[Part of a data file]
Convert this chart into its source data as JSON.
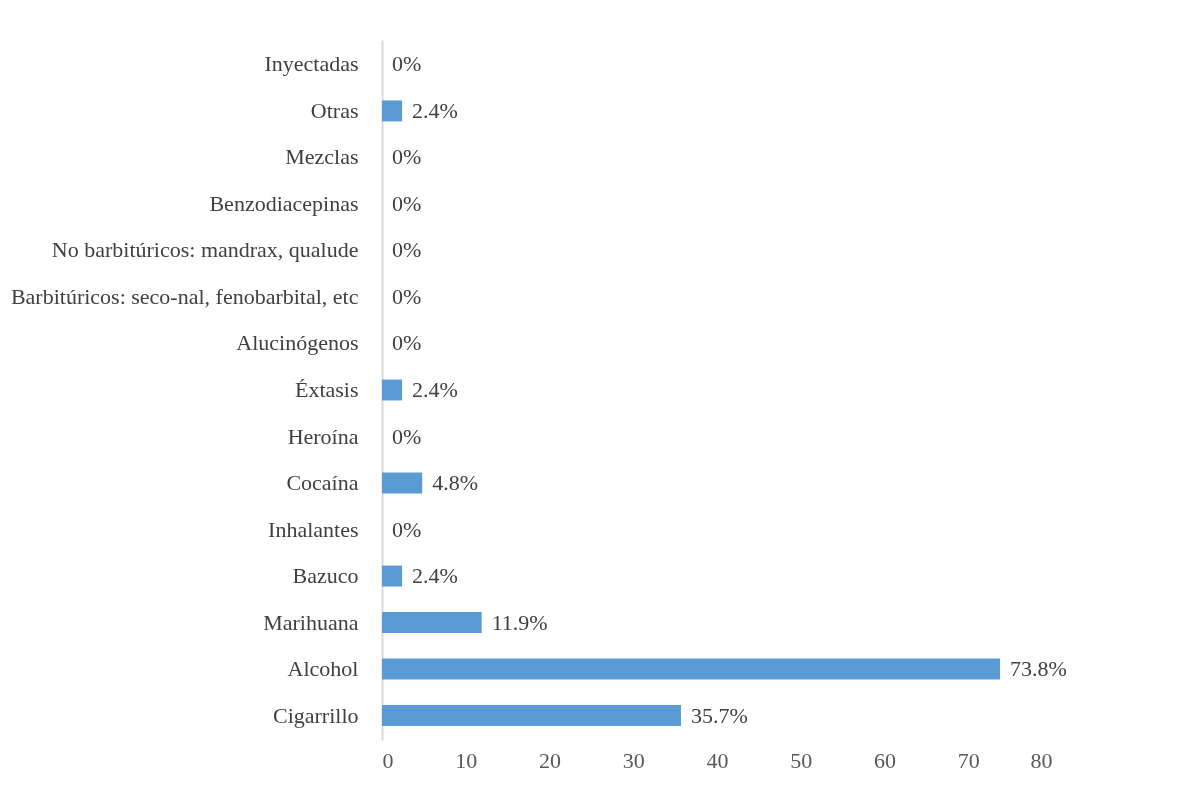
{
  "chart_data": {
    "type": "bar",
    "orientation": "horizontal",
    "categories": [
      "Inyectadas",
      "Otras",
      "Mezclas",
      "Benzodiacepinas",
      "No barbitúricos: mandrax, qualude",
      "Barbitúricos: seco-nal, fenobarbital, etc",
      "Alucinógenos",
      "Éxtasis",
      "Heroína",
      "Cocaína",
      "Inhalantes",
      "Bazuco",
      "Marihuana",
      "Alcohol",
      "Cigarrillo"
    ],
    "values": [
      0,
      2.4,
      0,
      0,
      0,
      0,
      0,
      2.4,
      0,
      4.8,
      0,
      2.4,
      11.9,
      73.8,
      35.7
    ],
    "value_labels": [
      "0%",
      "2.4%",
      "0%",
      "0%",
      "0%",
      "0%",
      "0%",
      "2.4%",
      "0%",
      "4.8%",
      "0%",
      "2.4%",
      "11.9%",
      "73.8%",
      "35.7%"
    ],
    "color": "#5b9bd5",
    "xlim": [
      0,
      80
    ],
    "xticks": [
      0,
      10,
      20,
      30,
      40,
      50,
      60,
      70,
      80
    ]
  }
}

*WRITTEN PROBLEM*: All the material shown above is to be copied exactly, with no pictures carried over.

*SOLUTION FOR THIS PROBLEM*:
Convert this chart into its source data as JSON.
{
  "chart_data": {
    "type": "bar",
    "orientation": "horizontal",
    "categories": [
      "Inyectadas",
      "Otras",
      "Mezclas",
      "Benzodiacepinas",
      "No barbitúricos: mandrax, qualude",
      "Barbitúricos: seco-nal, fenobarbital, etc",
      "Alucinógenos",
      "Éxtasis",
      "Heroína",
      "Cocaína",
      "Inhalantes",
      "Bazuco",
      "Marihuana",
      "Alcohol",
      "Cigarrillo"
    ],
    "values": [
      0,
      2.4,
      0,
      0,
      0,
      0,
      0,
      2.4,
      0,
      4.8,
      0,
      2.4,
      11.9,
      73.8,
      35.7
    ],
    "value_labels": [
      "0%",
      "2.4%",
      "0%",
      "0%",
      "0%",
      "0%",
      "0%",
      "2.4%",
      "0%",
      "4.8%",
      "0%",
      "2.4%",
      "11.9%",
      "73.8%",
      "35.7%"
    ],
    "color": "#5b9bd5",
    "xlim": [
      0,
      80
    ],
    "xticks": [
      0,
      10,
      20,
      30,
      40,
      50,
      60,
      70,
      80
    ]
  }
}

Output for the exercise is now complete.